> WORK INSTRUCTIONS
Check each line of the material below, and copy it if it holds the string "Model".

> INPUT DATA
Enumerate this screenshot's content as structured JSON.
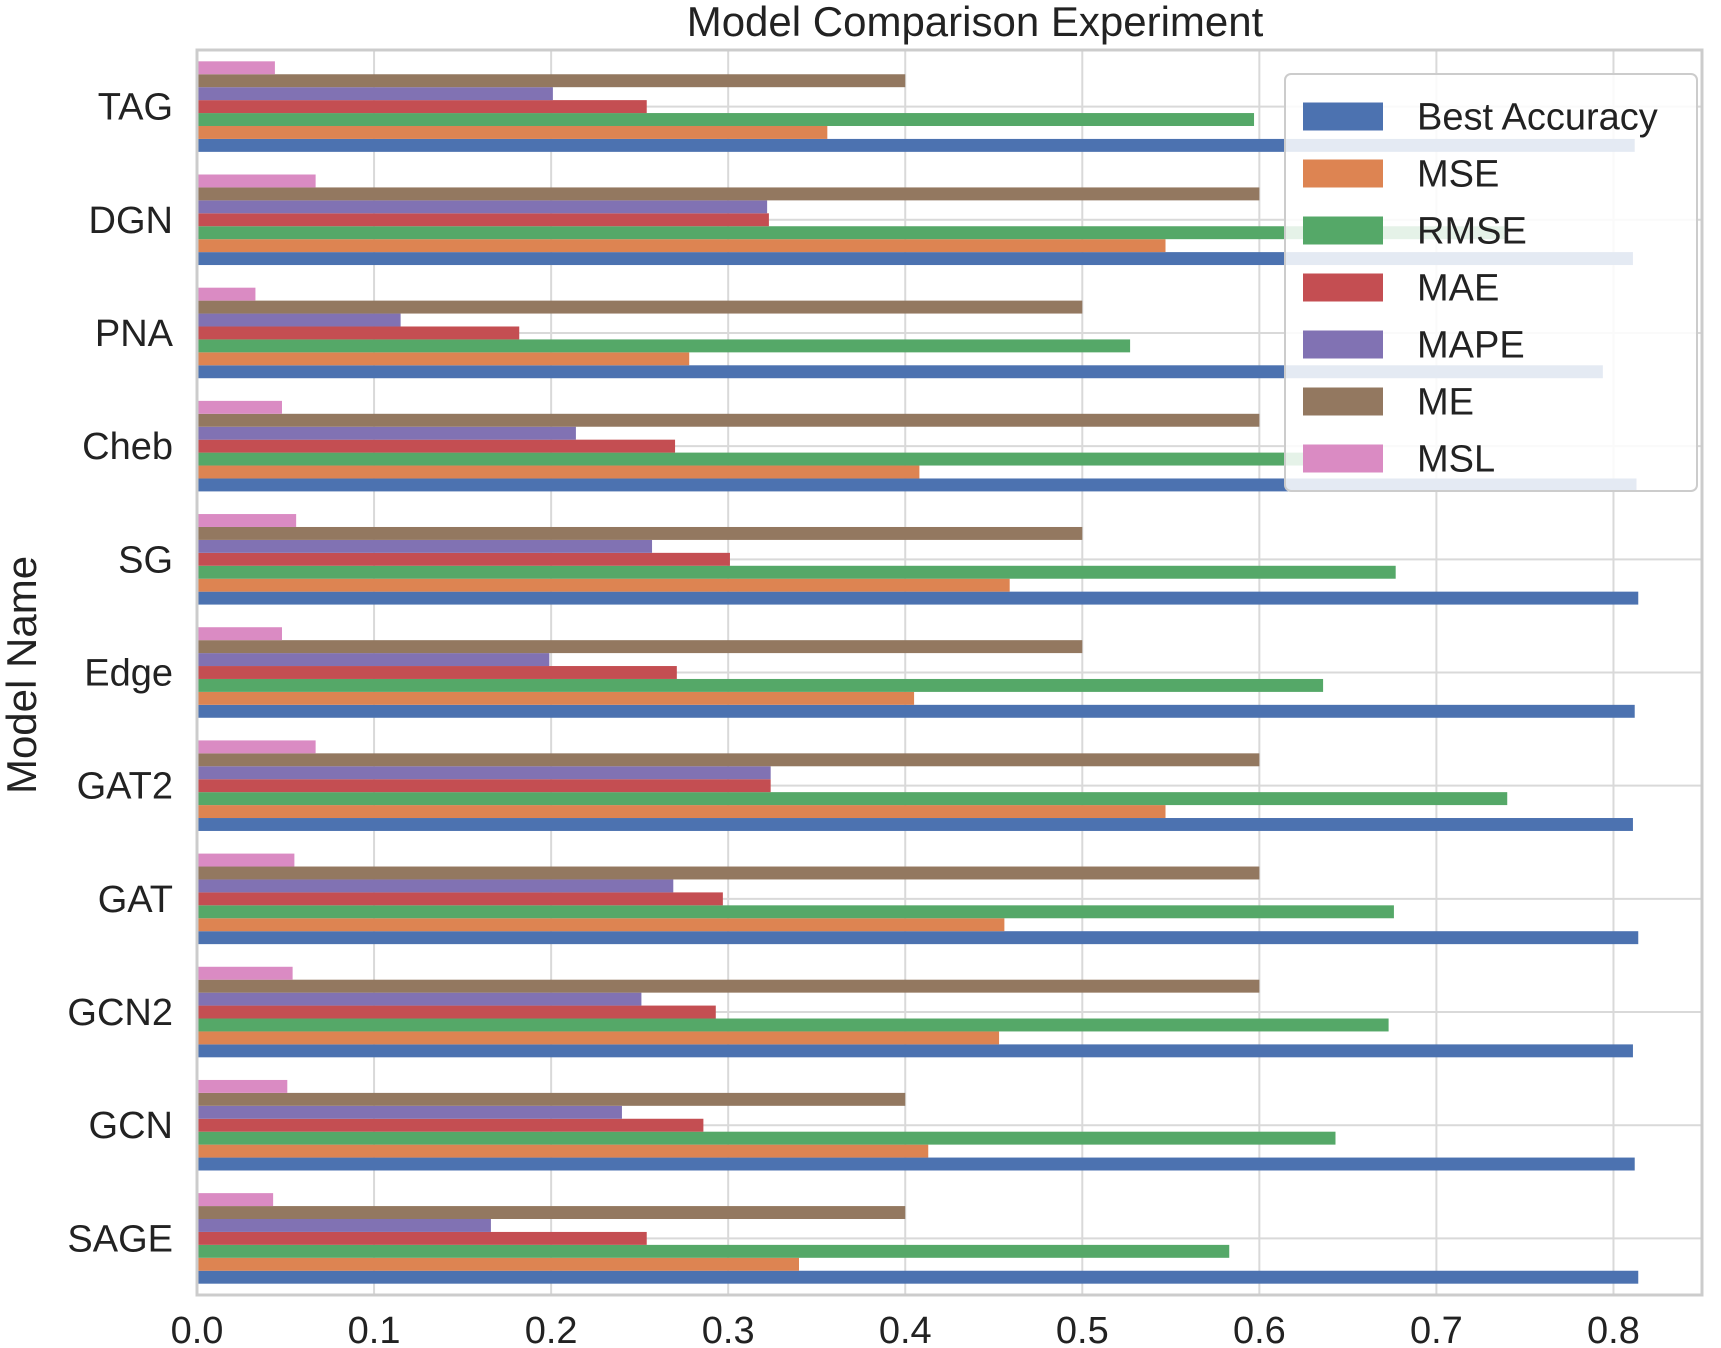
{
  "chart_data": {
    "type": "bar",
    "orientation": "horizontal",
    "title": "Model Comparison Experiment",
    "xlabel": "",
    "ylabel": "Model Name",
    "xlim": [
      0.0,
      0.85
    ],
    "xticks": [
      "0.0",
      "0.1",
      "0.2",
      "0.3",
      "0.4",
      "0.5",
      "0.6",
      "0.7",
      "0.8"
    ],
    "grid": true,
    "legend_position": "top-right",
    "categories": [
      "TAG",
      "DGN",
      "PNA",
      "Cheb",
      "SG",
      "Edge",
      "GAT2",
      "GAT",
      "GCN2",
      "GCN",
      "SAGE"
    ],
    "series": [
      {
        "name": "Best Accuracy",
        "color": "#4C72B0",
        "values": [
          0.812,
          0.811,
          0.794,
          0.813,
          0.814,
          0.812,
          0.811,
          0.814,
          0.811,
          0.812,
          0.814
        ]
      },
      {
        "name": "MSE",
        "color": "#DD8452",
        "values": [
          0.356,
          0.547,
          0.278,
          0.408,
          0.459,
          0.405,
          0.547,
          0.456,
          0.453,
          0.413,
          0.34
        ]
      },
      {
        "name": "RMSE",
        "color": "#55A868",
        "values": [
          0.597,
          0.739,
          0.527,
          0.639,
          0.677,
          0.636,
          0.74,
          0.676,
          0.673,
          0.643,
          0.583
        ]
      },
      {
        "name": "MAE",
        "color": "#C44E52",
        "values": [
          0.254,
          0.323,
          0.182,
          0.27,
          0.301,
          0.271,
          0.324,
          0.297,
          0.293,
          0.286,
          0.254
        ]
      },
      {
        "name": "MAPE",
        "color": "#8172B3",
        "values": [
          0.201,
          0.322,
          0.115,
          0.214,
          0.257,
          0.199,
          0.324,
          0.269,
          0.251,
          0.24,
          0.166
        ]
      },
      {
        "name": "ME",
        "color": "#937860",
        "values": [
          0.4,
          0.6,
          0.5,
          0.6,
          0.5,
          0.5,
          0.6,
          0.6,
          0.6,
          0.4,
          0.4
        ]
      },
      {
        "name": "MSL",
        "color": "#DA8BC3",
        "values": [
          0.044,
          0.067,
          0.033,
          0.048,
          0.056,
          0.048,
          0.067,
          0.055,
          0.054,
          0.051,
          0.043
        ]
      }
    ]
  }
}
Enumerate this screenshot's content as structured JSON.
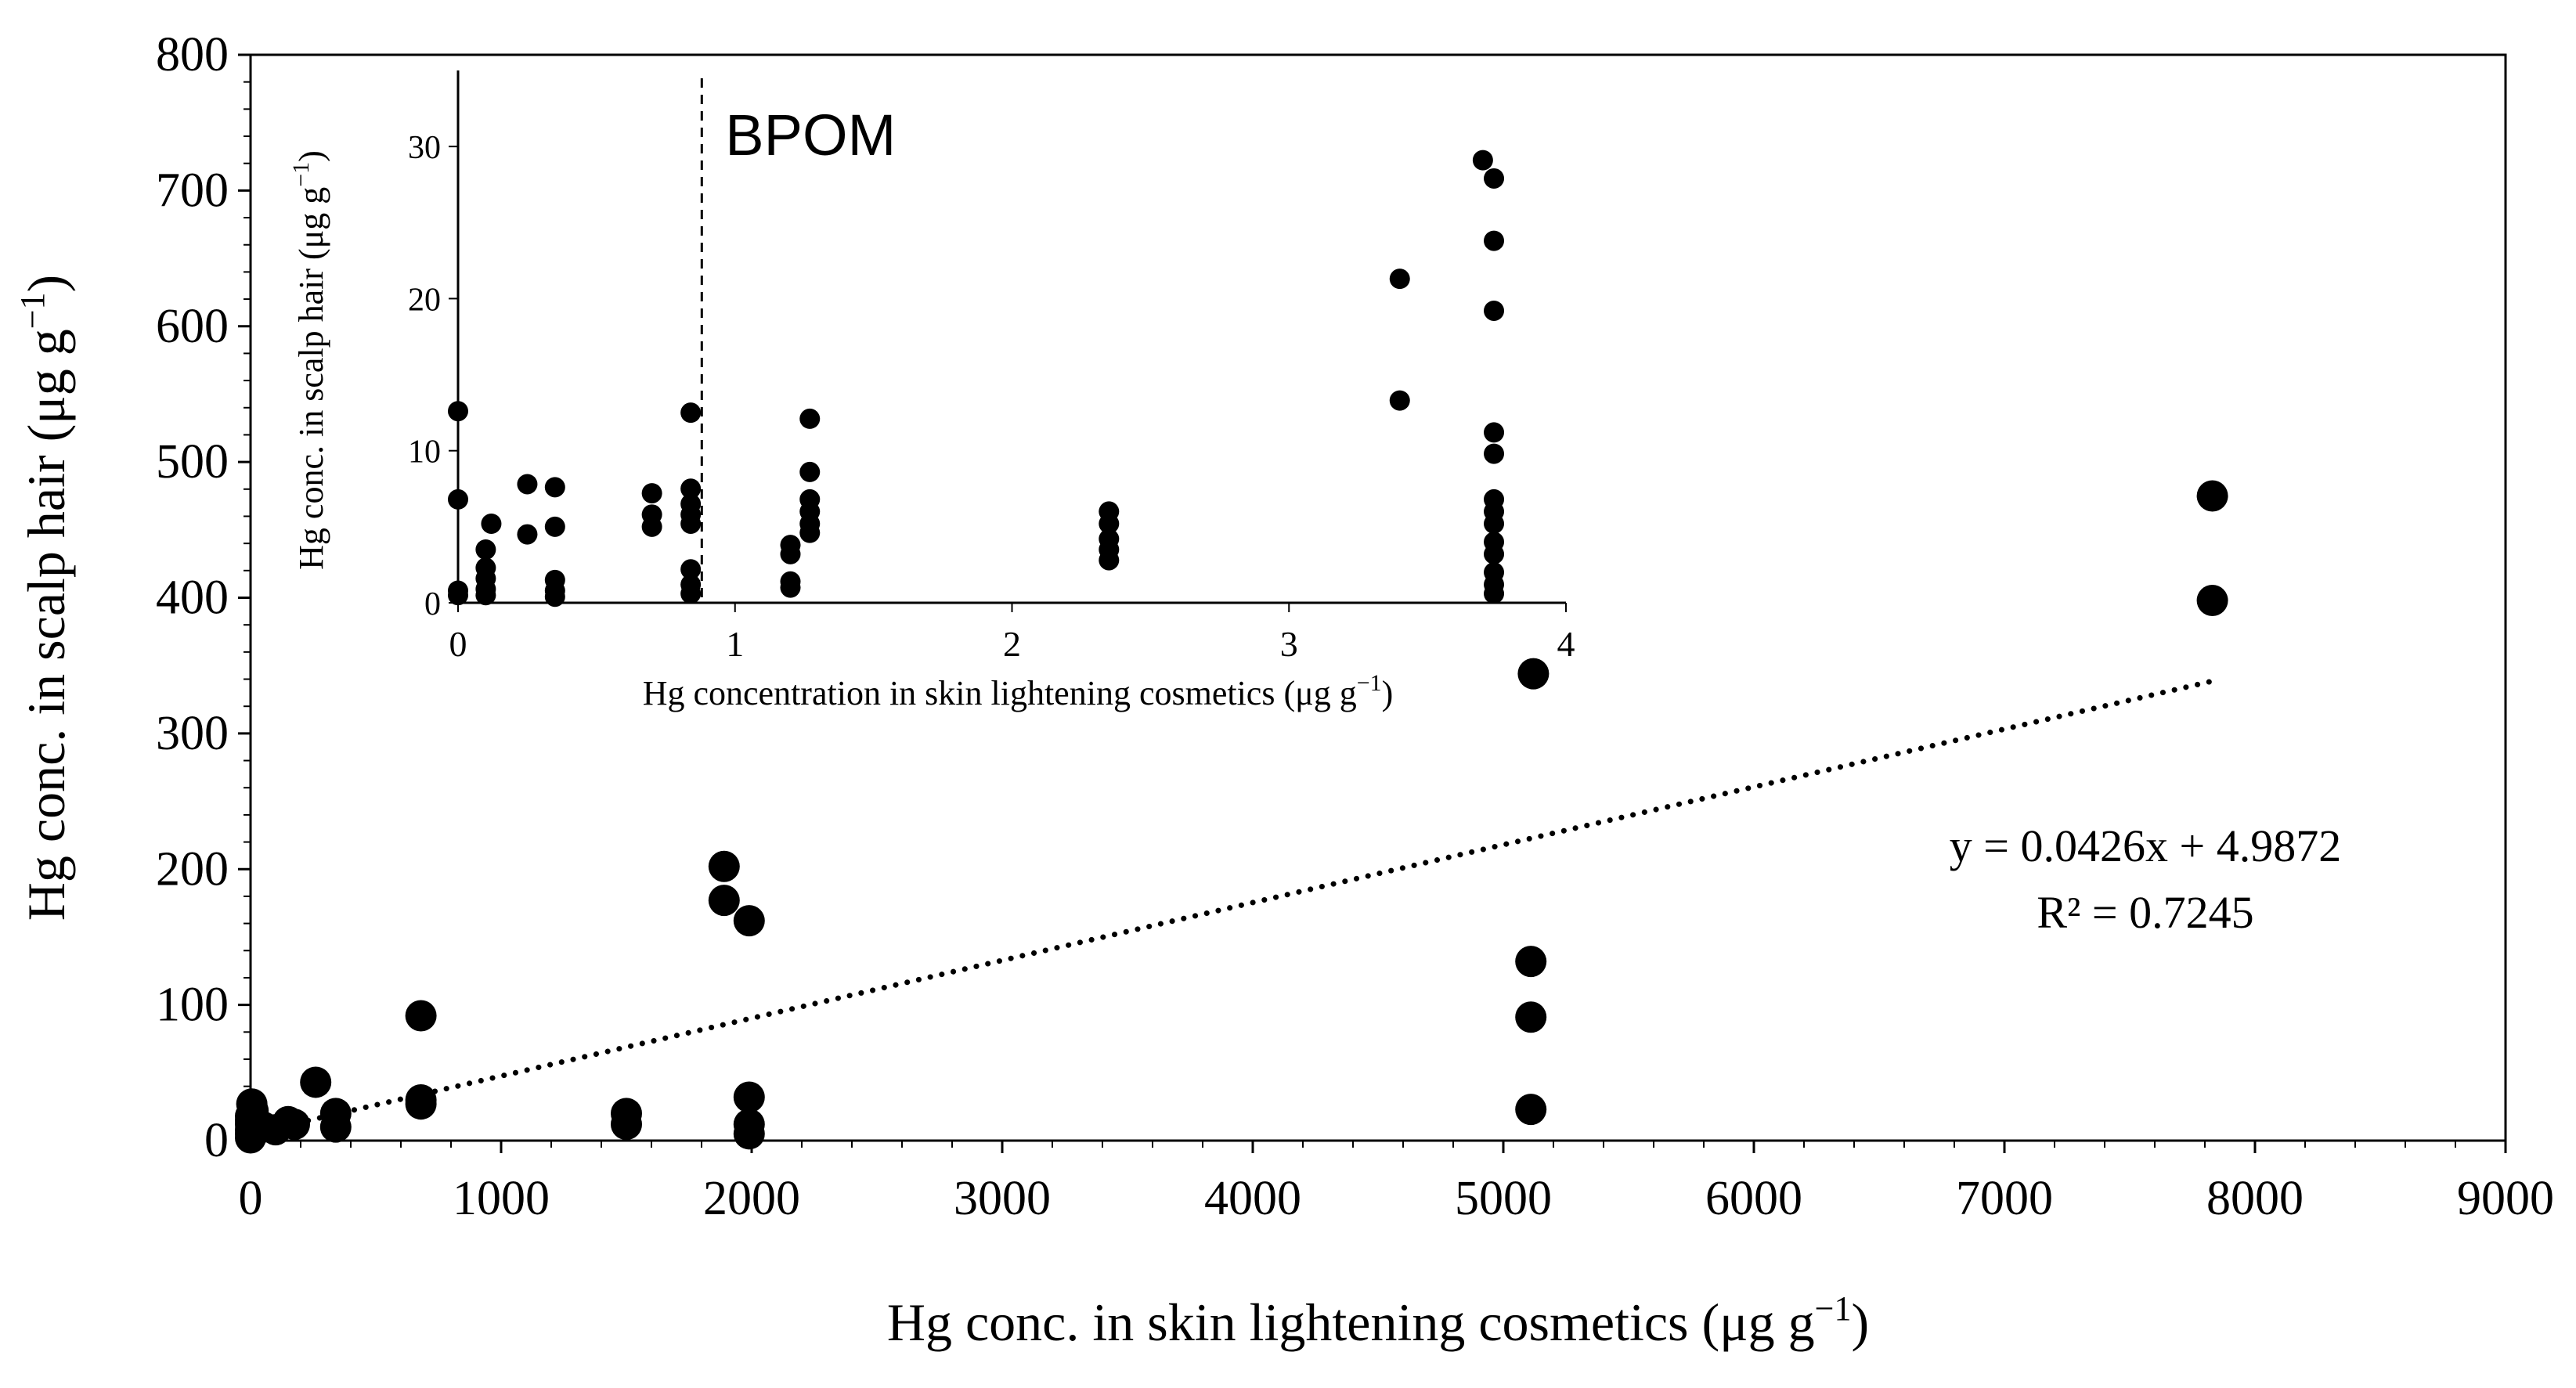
{
  "chart_data": [
    {
      "type": "scatter",
      "name": "main",
      "xlabel_main": "Hg conc. in skin lightening cosmetics (μg g",
      "xlabel_sup": "−1",
      "xlabel_close": ")",
      "ylabel_main": "Hg conc. in scalp hair (μg g",
      "ylabel_sup": "−1",
      "ylabel_close": ")",
      "xlim": [
        0,
        9000
      ],
      "ylim": [
        0,
        800
      ],
      "xticks": [
        0,
        1000,
        2000,
        3000,
        4000,
        5000,
        6000,
        7000,
        8000,
        9000
      ],
      "yticks": [
        0,
        100,
        200,
        300,
        400,
        500,
        600,
        700,
        800
      ],
      "grid": false,
      "series": [
        {
          "name": "samples",
          "points": [
            [
              0,
              2
            ],
            [
              0,
              5
            ],
            [
              0,
              8
            ],
            [
              0,
              12
            ],
            [
              0,
              15
            ],
            [
              0,
              18
            ],
            [
              5,
              27
            ],
            [
              10,
              22
            ],
            [
              50,
              10
            ],
            [
              100,
              8
            ],
            [
              150,
              14
            ],
            [
              175,
              12
            ],
            [
              260,
              43
            ],
            [
              340,
              10
            ],
            [
              340,
              20
            ],
            [
              680,
              27
            ],
            [
              680,
              30
            ],
            [
              680,
              92
            ],
            [
              1500,
              12
            ],
            [
              1500,
              20
            ],
            [
              1890,
              202
            ],
            [
              1890,
              177
            ],
            [
              1990,
              162
            ],
            [
              1990,
              32
            ],
            [
              1990,
              12
            ],
            [
              1990,
              5
            ],
            [
              5110,
              132
            ],
            [
              5110,
              91
            ],
            [
              5110,
              23
            ],
            [
              5120,
              344
            ],
            [
              7830,
              475
            ],
            [
              7830,
              398
            ]
          ]
        }
      ],
      "trendline": {
        "x_range": [
          0,
          7830
        ],
        "slope": 0.0426,
        "intercept": 4.9872,
        "equation": "y = 0.0426x + 4.9872",
        "r2_label": "R² = 0.7245"
      }
    },
    {
      "type": "scatter",
      "name": "inset",
      "xlabel_main": "Hg concentration in skin lightening cosmetics  (μg g",
      "xlabel_sup": "−1",
      "xlabel_close": ")",
      "ylabel_main": "Hg conc. in scalp hair (μg g",
      "ylabel_sup": "−1",
      "ylabel_close": ")",
      "xlim": [
        0,
        4
      ],
      "ylim": [
        0,
        35
      ],
      "xticks": [
        0,
        1,
        2,
        3,
        4
      ],
      "yticks": [
        0,
        10,
        20,
        30
      ],
      "reference_line": {
        "x": 0.88,
        "label": "BPOM"
      },
      "series": [
        {
          "name": "samples",
          "points": [
            [
              0.0,
              0.5
            ],
            [
              0.0,
              0.8
            ],
            [
              0.0,
              6.8
            ],
            [
              0.0,
              12.6
            ],
            [
              0.1,
              0.5
            ],
            [
              0.1,
              0.9
            ],
            [
              0.1,
              1.6
            ],
            [
              0.1,
              2.3
            ],
            [
              0.1,
              3.5
            ],
            [
              0.12,
              5.2
            ],
            [
              0.25,
              4.5
            ],
            [
              0.25,
              7.8
            ],
            [
              0.35,
              0.4
            ],
            [
              0.35,
              0.8
            ],
            [
              0.35,
              1.5
            ],
            [
              0.35,
              5.0
            ],
            [
              0.35,
              7.6
            ],
            [
              0.7,
              5.0
            ],
            [
              0.7,
              5.8
            ],
            [
              0.7,
              7.2
            ],
            [
              0.84,
              0.6
            ],
            [
              0.84,
              1.2
            ],
            [
              0.84,
              2.2
            ],
            [
              0.84,
              5.2
            ],
            [
              0.84,
              5.8
            ],
            [
              0.84,
              6.5
            ],
            [
              0.84,
              7.5
            ],
            [
              0.84,
              12.5
            ],
            [
              1.2,
              1.0
            ],
            [
              1.2,
              1.4
            ],
            [
              1.2,
              3.2
            ],
            [
              1.2,
              3.8
            ],
            [
              1.27,
              4.6
            ],
            [
              1.27,
              5.2
            ],
            [
              1.27,
              6.0
            ],
            [
              1.27,
              6.8
            ],
            [
              1.27,
              8.6
            ],
            [
              1.27,
              12.1
            ],
            [
              2.35,
              2.8
            ],
            [
              2.35,
              3.5
            ],
            [
              2.35,
              4.2
            ],
            [
              2.35,
              5.2
            ],
            [
              2.35,
              6.0
            ],
            [
              3.4,
              13.3
            ],
            [
              3.4,
              21.3
            ],
            [
              3.7,
              29.1
            ],
            [
              3.74,
              0.6
            ],
            [
              3.74,
              1.2
            ],
            [
              3.74,
              2.0
            ],
            [
              3.74,
              3.2
            ],
            [
              3.74,
              4.0
            ],
            [
              3.74,
              5.2
            ],
            [
              3.74,
              6.0
            ],
            [
              3.74,
              6.8
            ],
            [
              3.74,
              9.8
            ],
            [
              3.74,
              11.2
            ],
            [
              3.74,
              19.2
            ],
            [
              3.74,
              23.8
            ],
            [
              3.74,
              27.9
            ]
          ]
        }
      ]
    }
  ]
}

> FINAL RESULT
    "title": "Model Comparison Experiment",
    "ylabel": "Model Name",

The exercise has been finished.